═══ MATERIAL SHOWN

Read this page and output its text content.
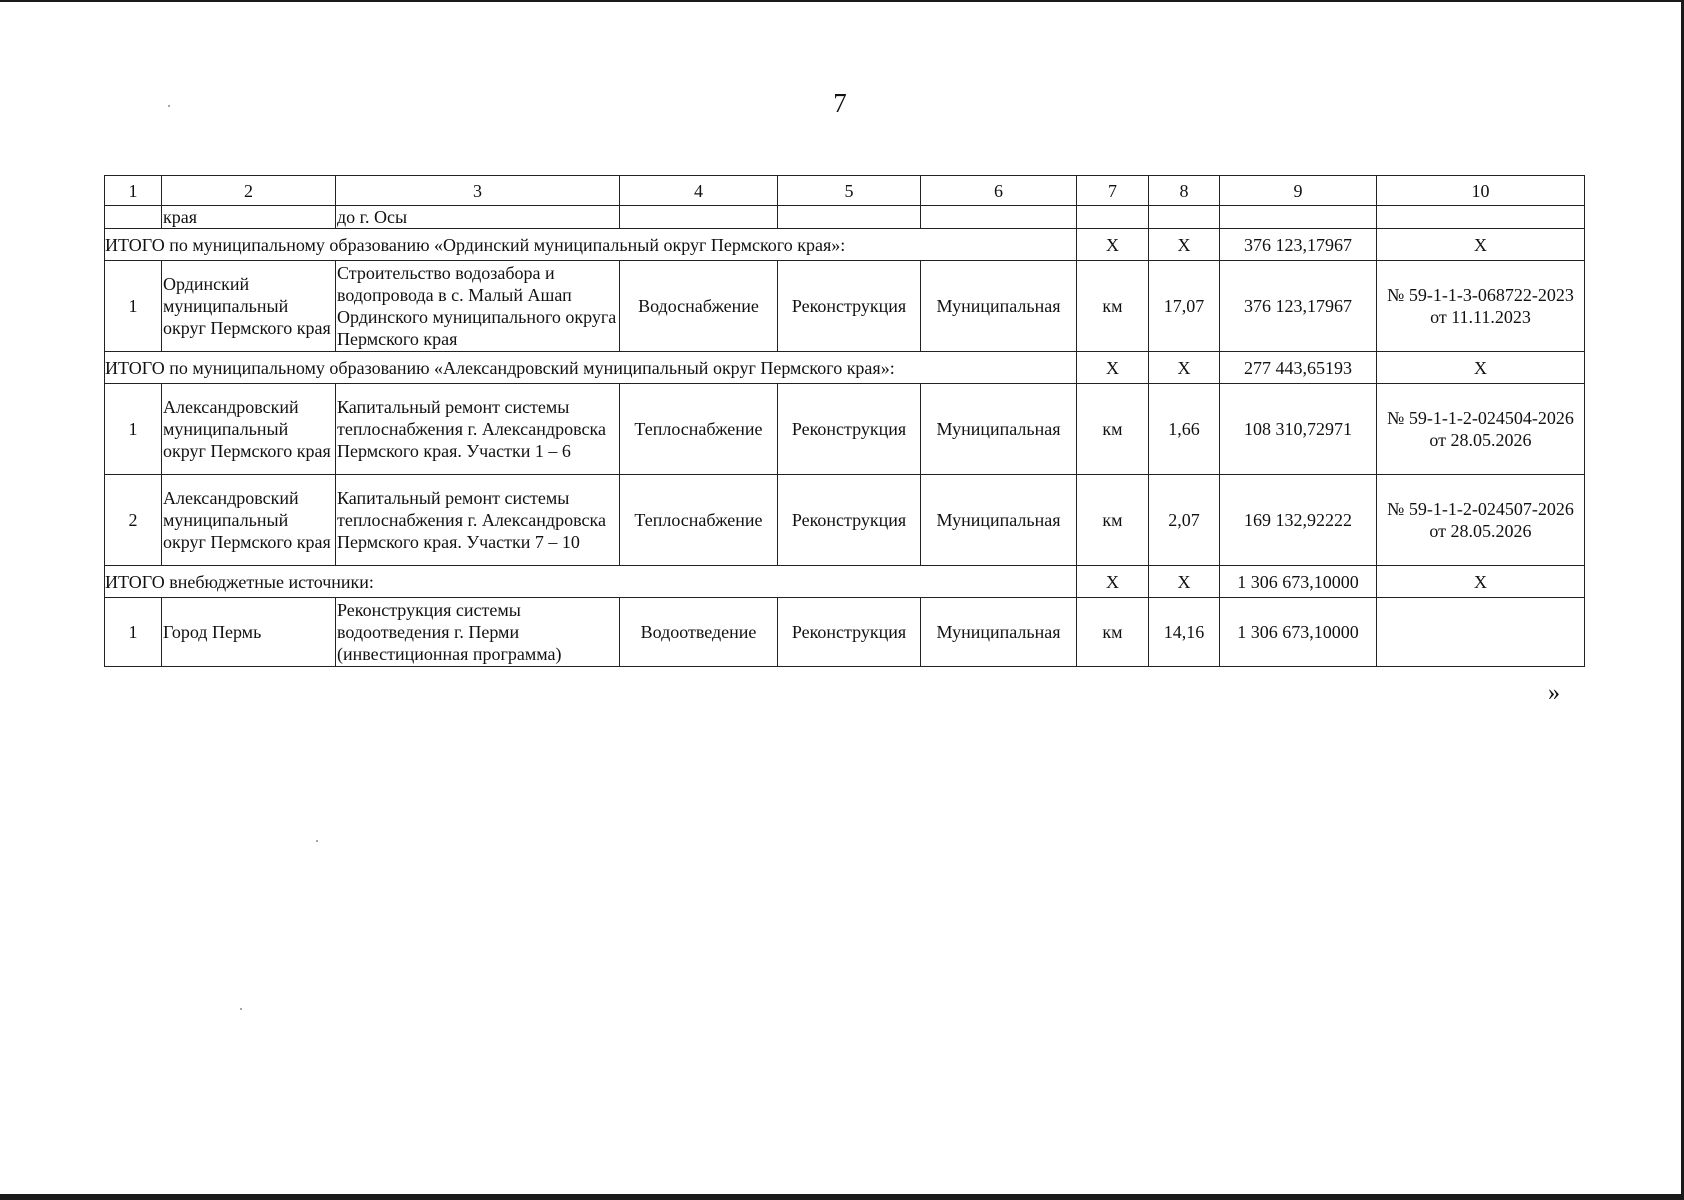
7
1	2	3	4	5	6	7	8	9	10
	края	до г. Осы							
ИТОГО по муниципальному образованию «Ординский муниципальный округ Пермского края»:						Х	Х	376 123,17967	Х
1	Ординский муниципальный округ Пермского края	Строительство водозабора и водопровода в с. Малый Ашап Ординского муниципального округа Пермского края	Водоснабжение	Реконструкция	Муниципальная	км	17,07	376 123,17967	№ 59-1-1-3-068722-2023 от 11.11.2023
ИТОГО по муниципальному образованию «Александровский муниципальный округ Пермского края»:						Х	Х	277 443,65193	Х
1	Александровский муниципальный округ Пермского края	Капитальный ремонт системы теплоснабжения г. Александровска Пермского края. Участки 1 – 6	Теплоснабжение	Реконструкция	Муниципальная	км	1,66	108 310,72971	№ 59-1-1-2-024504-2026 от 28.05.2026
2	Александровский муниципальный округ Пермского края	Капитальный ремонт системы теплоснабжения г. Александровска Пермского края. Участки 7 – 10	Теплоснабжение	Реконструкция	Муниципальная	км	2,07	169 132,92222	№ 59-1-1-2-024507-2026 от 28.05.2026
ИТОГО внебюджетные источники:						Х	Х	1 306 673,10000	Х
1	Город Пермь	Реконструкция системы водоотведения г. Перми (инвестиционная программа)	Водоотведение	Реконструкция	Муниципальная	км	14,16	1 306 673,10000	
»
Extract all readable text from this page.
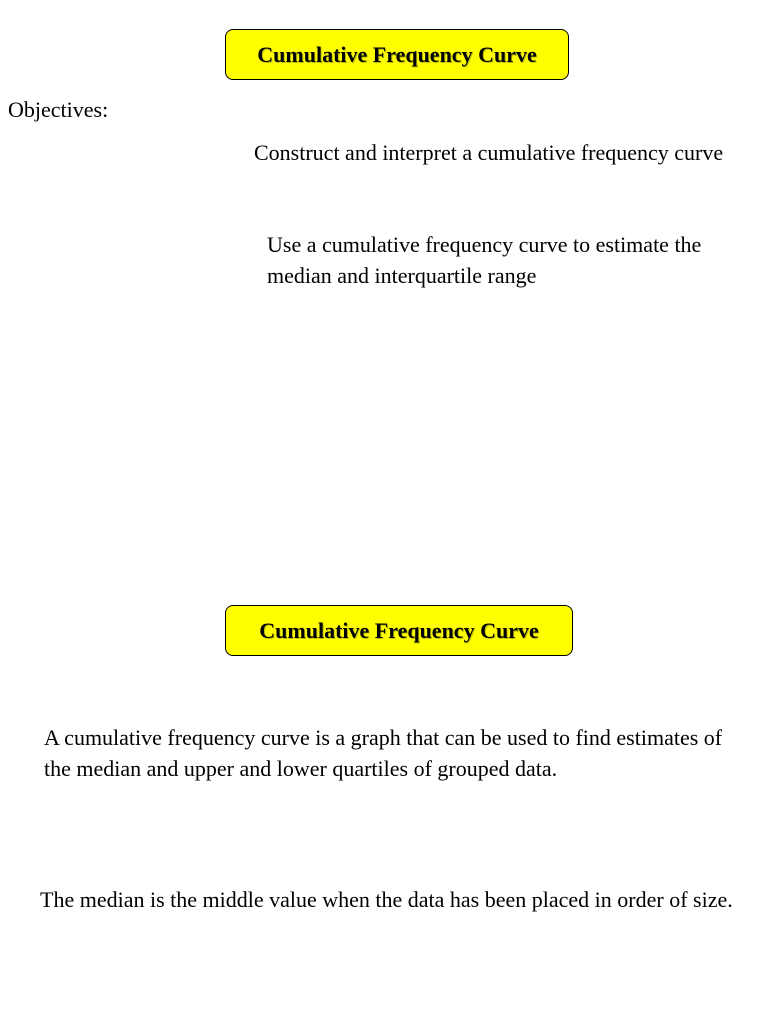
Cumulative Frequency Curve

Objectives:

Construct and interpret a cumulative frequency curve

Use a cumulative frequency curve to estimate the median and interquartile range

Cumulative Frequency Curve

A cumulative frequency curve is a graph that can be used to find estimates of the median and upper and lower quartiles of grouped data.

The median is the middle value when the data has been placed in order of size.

══════

> **WHAT THE TASK REQUIRES**
Select every line in the records above that contains the word "Реконструкция".

> **RESPONSE TO THE EXERCISE**
1	Ординский муниципальный округ Пермского края	Строительство водозабора и водопровода в с. Малый Ашап Ординского муниципального округа Пермского края	Водоснабжение	Реконструкция	Муниципальная	км	17,07	376 123,17967	№ 59-1-1-3-068722-2023 от 11.11.2023
1	Александровский муниципальный округ Пермского края	Капитальный ремонт системы теплоснабжения г. Александровска Пермского края. Участки 1 – 6	Теплоснабжение	Реконструкция	Муниципальная	км	1,66	108 310,72971	№ 59-1-1-2-024504-2026 от 28.05.2026
2	Александровский муниципальный округ Пермского края	Капитальный ремонт системы теплоснабжения г. Александровска Пермского края. Участки 7 – 10	Теплоснабжение	Реконструкция	Муниципальная	км	2,07	169 132,92222	№ 59-1-1-2-024507-2026 от 28.05.2026
1	Город Пермь	Реконструкция системы водоотведения г. Перми (инвестиционная программа)	Водоотведение	Реконструкция	Муниципальная	км	14,16	1 306 673,10000	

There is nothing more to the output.